Aim:
Write the records out again exactly, leaving no images in.

[Dataset records]
===
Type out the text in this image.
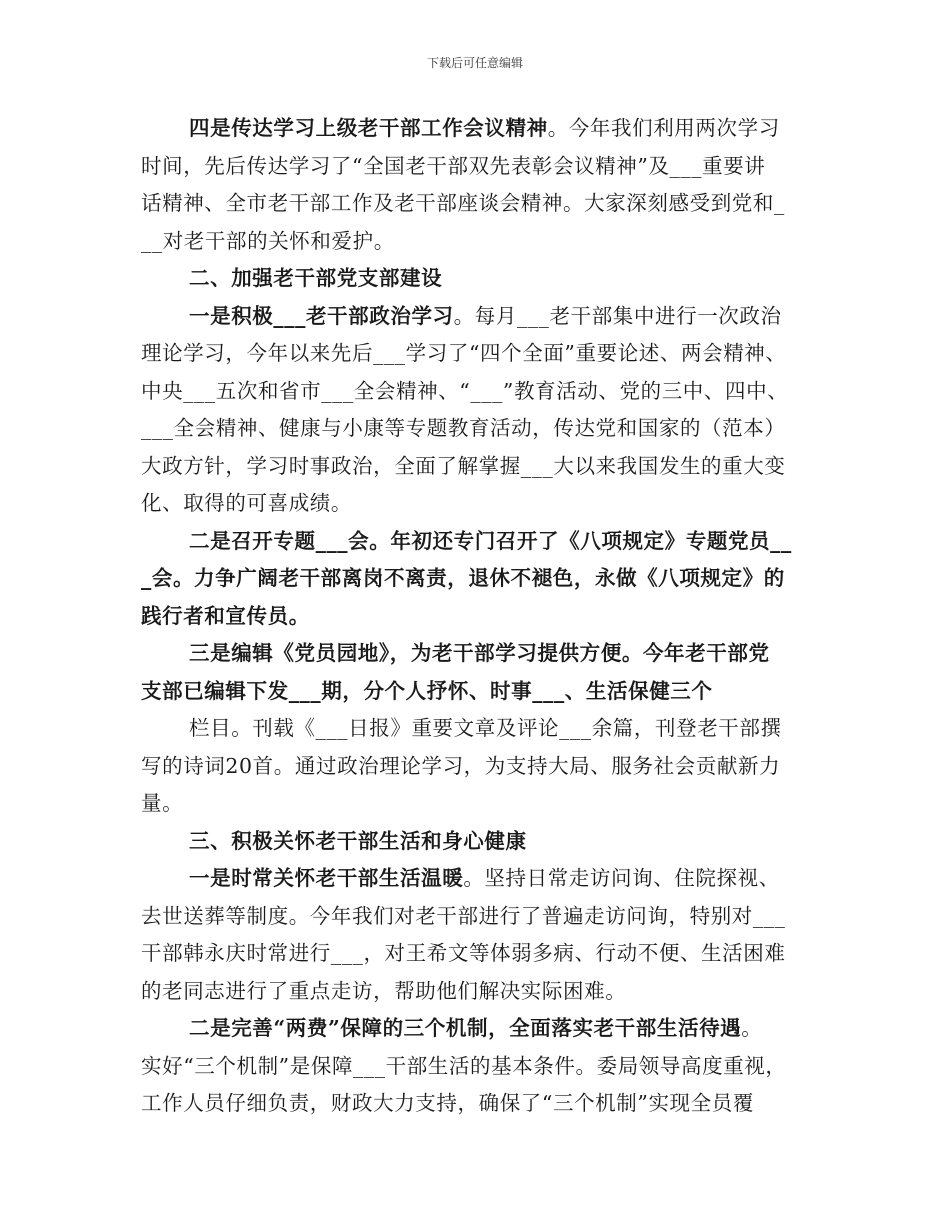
下载后可任意编辑
四是传达学习上级老干部工作会议精神。今年我们利用两次学习
时间，先后传达学习了“全国老干部双先表彰会议精神”及___重要讲
话精神、全市老干部工作及老干部座谈会精神。大家深刻感受到党和_
__对老干部的关怀和爱护。
二、加强老干部党支部建设
一是积极___老干部政治学习。每月___老干部集中进行一次政治
理论学习，今年以来先后___学习了“四个全面”重要论述、两会精神、
中央___五次和省市___全会精神、“___”教育活动、党的三中、四中、
___全会精神、健康与小康等专题教育活动，传达党和国家的（范本）
大政方针，学习时事政治，全面了解掌握___大以来我国发生的重大变
化、取得的可喜成绩。
二是召开专题___会。年初还专门召开了《八项规定》专题党员__
_会。力争广阔老干部离岗不离责，退休不褪色，永做《八项规定》的
践行者和宣传员。
三是编辑《党员园地》，为老干部学习提供方便。今年老干部党
支部已编辑下发___期，分个人抒怀、时事___、生活保健三个
栏目。刊载《___日报》重要文章及评论___余篇，刊登老干部撰
写的诗词20首。通过政治理论学习，为支持大局、服务社会贡献新力
量。
三、积极关怀老干部生活和身心健康
一是时常关怀老干部生活温暖。坚持日常走访问询、住院探视、
去世送葬等制度。今年我们对老干部进行了普遍走访问询，特别对___
干部韩永庆时常进行___，对王希文等体弱多病、行动不便、生活困难
的老同志进行了重点走访，帮助他们解决实际困难。
二是完善“两费”保障的三个机制，全面落实老干部生活待遇。
实好“三个机制”是保障___干部生活的基本条件。委局领导高度重视，
工作人员仔细负责，财政大力支持，确保了“三个机制”实现全员覆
===
The output:
Type out the text in this image.
下载后可任意编辑
四是传达学习上级老干部工作会议精神。今年我们利用两次学习
时间，先后传达学习了“全国老干部双先表彰会议精神”及___重要讲
话精神、全市老干部工作及老干部座谈会精神。大家深刻感受到党和_
__对老干部的关怀和爱护。
二、加强老干部党支部建设
一是积极___老干部政治学习。每月___老干部集中进行一次政治
理论学习，今年以来先后___学习了“四个全面”重要论述、两会精神、
中央___五次和省市___全会精神、“___”教育活动、党的三中、四中、
___全会精神、健康与小康等专题教育活动，传达党和国家的（范本）
大政方针，学习时事政治，全面了解掌握___大以来我国发生的重大变
化、取得的可喜成绩。
二是召开专题___会。年初还专门召开了《八项规定》专题党员__
_会。力争广阔老干部离岗不离责，退休不褪色，永做《八项规定》的
践行者和宣传员。
三是编辑《党员园地》，为老干部学习提供方便。今年老干部党
支部已编辑下发___期，分个人抒怀、时事___、生活保健三个
栏目。刊载《___日报》重要文章及评论___余篇，刊登老干部撰
写的诗词20首。通过政治理论学习，为支持大局、服务社会贡献新力
量。
三、积极关怀老干部生活和身心健康
一是时常关怀老干部生活温暖。坚持日常走访问询、住院探视、
去世送葬等制度。今年我们对老干部进行了普遍走访问询，特别对___
干部韩永庆时常进行___，对王希文等体弱多病、行动不便、生活困难
的老同志进行了重点走访，帮助他们解决实际困难。
二是完善“两费”保障的三个机制，全面落实老干部生活待遇。
实好“三个机制”是保障___干部生活的基本条件。委局领导高度重视，
工作人员仔细负责，财政大力支持，确保了“三个机制”实现全员覆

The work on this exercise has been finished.